## Request
Write out the listing below without alteration, omitting its pictures.

Stored entries
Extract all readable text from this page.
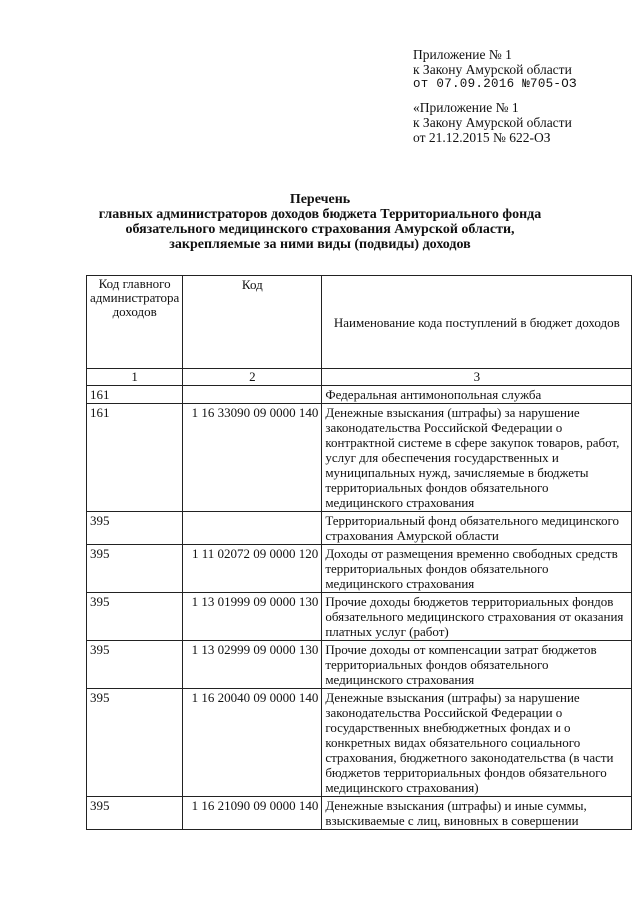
Приложение № 1
к Закону Амурской области
от 07.09.2016 №705-ОЗ
«Приложение № 1
к Закону Амурской области
от 21.12.2015 № 622-ОЗ
Перечень
главных администраторов доходов бюджета Территориального фонда
обязательного медицинского страхования Амурской области,
закрепляемые за ними виды (подвиды) доходов
Код главного администратора доходов	Код	Наименование кода поступлений в бюджет доходов
1	2	3
161		Федеральная антимонопольная служба
161	1 16 33090 09 0000 140	Денежные взыскания (штрафы) за нарушение законодательства Российской Федерации о контрактной системе в сфере закупок товаров, работ, услуг для обеспечения государственных и муниципальных нужд, зачисляемые в бюджеты территориальных фондов обязательного медицинского страхования
395		Территориальный фонд обязательного медицинского страхования Амурской области
395	1 11 02072 09 0000 120	Доходы от размещения временно свободных средств территориальных фондов обязательного медицинского страхования
395	1 13 01999 09 0000 130	Прочие доходы бюджетов территориальных фондов обязательного медицинского страхования от оказания платных услуг (работ)
395	1 13 02999 09 0000 130	Прочие доходы от компенсации затрат бюджетов территориальных фондов обязательного медицинского страхования
395	1 16 20040 09 0000 140	Денежные взыскания (штрафы) за нарушение законодательства Российской Федерации о государственных внебюджетных фондах и о конкретных видах обязательного социального страхования, бюджетного законодательства (в части бюджетов территориальных фондов обязательного медицинского страхования)
395	1 16 21090 09 0000 140	Денежные взыскания (штрафы) и иные суммы, взыскиваемые с лиц, виновных в совершении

## Full answer
Extract all readable text from this page.
Приложение № 1
к Закону Амурской области
от 07.09.2016 №705-ОЗ
«Приложение № 1
к Закону Амурской области
от 21.12.2015 № 622-ОЗ
Перечень
главных администраторов доходов бюджета Территориального фонда
обязательного медицинского страхования Амурской области,
закрепляемые за ними виды (подвиды) доходов
Код главного администратора доходов	Код	Наименование кода поступлений в бюджет доходов
1	2	3
161		Федеральная антимонопольная служба
161	1 16 33090 09 0000 140	Денежные взыскания (штрафы) за нарушение законодательства Российской Федерации о контрактной системе в сфере закупок товаров, работ, услуг для обеспечения государственных и муниципальных нужд, зачисляемые в бюджеты территориальных фондов обязательного медицинского страхования
395		Территориальный фонд обязательного медицинского страхования Амурской области
395	1 11 02072 09 0000 120	Доходы от размещения временно свободных средств территориальных фондов обязательного медицинского страхования
395	1 13 01999 09 0000 130	Прочие доходы бюджетов территориальных фондов обязательного медицинского страхования от оказания платных услуг (работ)
395	1 13 02999 09 0000 130	Прочие доходы от компенсации затрат бюджетов территориальных фондов обязательного медицинского страхования
395	1 16 20040 09 0000 140	Денежные взыскания (штрафы) за нарушение законодательства Российской Федерации о государственных внебюджетных фондах и о конкретных видах обязательного социального страхования, бюджетного законодательства (в части бюджетов территориальных фондов обязательного медицинского страхования)
395	1 16 21090 09 0000 140	Денежные взыскания (штрафы) и иные суммы, взыскиваемые с лиц, виновных в совершении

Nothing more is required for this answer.